# What needs to be done
Reproduce the records exactly.

──────── Data for this task ────────

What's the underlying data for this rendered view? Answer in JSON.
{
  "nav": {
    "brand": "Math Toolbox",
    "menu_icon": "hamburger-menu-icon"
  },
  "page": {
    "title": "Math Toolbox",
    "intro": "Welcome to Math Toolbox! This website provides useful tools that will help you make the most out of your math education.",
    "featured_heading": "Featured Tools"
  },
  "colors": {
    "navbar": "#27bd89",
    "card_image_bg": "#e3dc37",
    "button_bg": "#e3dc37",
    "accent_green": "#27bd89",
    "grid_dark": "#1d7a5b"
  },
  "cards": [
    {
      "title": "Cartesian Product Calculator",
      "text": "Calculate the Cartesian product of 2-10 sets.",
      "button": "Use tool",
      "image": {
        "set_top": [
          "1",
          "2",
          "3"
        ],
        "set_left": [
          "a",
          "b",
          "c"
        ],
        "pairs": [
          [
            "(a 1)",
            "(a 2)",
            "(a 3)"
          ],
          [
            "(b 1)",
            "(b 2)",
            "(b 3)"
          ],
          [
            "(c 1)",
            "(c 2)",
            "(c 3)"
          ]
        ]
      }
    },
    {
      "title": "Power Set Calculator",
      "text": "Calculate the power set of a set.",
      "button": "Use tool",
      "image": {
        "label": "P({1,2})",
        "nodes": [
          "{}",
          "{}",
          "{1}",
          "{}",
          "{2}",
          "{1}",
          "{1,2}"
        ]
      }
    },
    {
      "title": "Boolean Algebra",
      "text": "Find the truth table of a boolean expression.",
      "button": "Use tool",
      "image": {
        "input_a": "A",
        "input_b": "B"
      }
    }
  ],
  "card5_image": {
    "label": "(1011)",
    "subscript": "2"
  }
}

────────

# Correct response
What's the underlying data for this rendered view? Answer in JSON.
{
  "nav": {
    "brand": "Math Toolbox",
    "menu_icon": "hamburger-menu-icon"
  },
  "page": {
    "title": "Math Toolbox",
    "intro": "Welcome to Math Toolbox! This website provides useful tools that will help you make the most out of your math education.",
    "featured_heading": "Featured Tools"
  },
  "colors": {
    "navbar": "#27bd89",
    "card_image_bg": "#e3dc37",
    "button_bg": "#e3dc37",
    "accent_green": "#27bd89",
    "grid_dark": "#1d7a5b"
  },
  "cards": [
    {
      "title": "Cartesian Product Calculator",
      "text": "Calculate the Cartesian product of 2-10 sets.",
      "button": "Use tool",
      "image": {
        "set_top": [
          "1",
          "2",
          "3"
        ],
        "set_left": [
          "a",
          "b",
          "c"
        ],
        "pairs": [
          [
            "(a 1)",
            "(a 2)",
            "(a 3)"
          ],
          [
            "(b 1)",
            "(b 2)",
            "(b 3)"
          ],
          [
            "(c 1)",
            "(c 2)",
            "(c 3)"
          ]
        ]
      }
    },
    {
      "title": "Power Set Calculator",
      "text": "Calculate the power set of a set.",
      "button": "Use tool",
      "image": {
        "label": "P({1,2})",
        "nodes": [
          "{}",
          "{}",
          "{1}",
          "{}",
          "{2}",
          "{1}",
          "{1,2}"
        ]
      }
    },
    {
      "title": "Boolean Algebra",
      "text": "Find the truth table of a boolean expression.",
      "button": "Use tool",
      "image": {
        "input_a": "A",
        "input_b": "B"
      }
    }
  ],
  "card5_image": {
    "label": "(1011)",
    "subscript": "2"
  }
}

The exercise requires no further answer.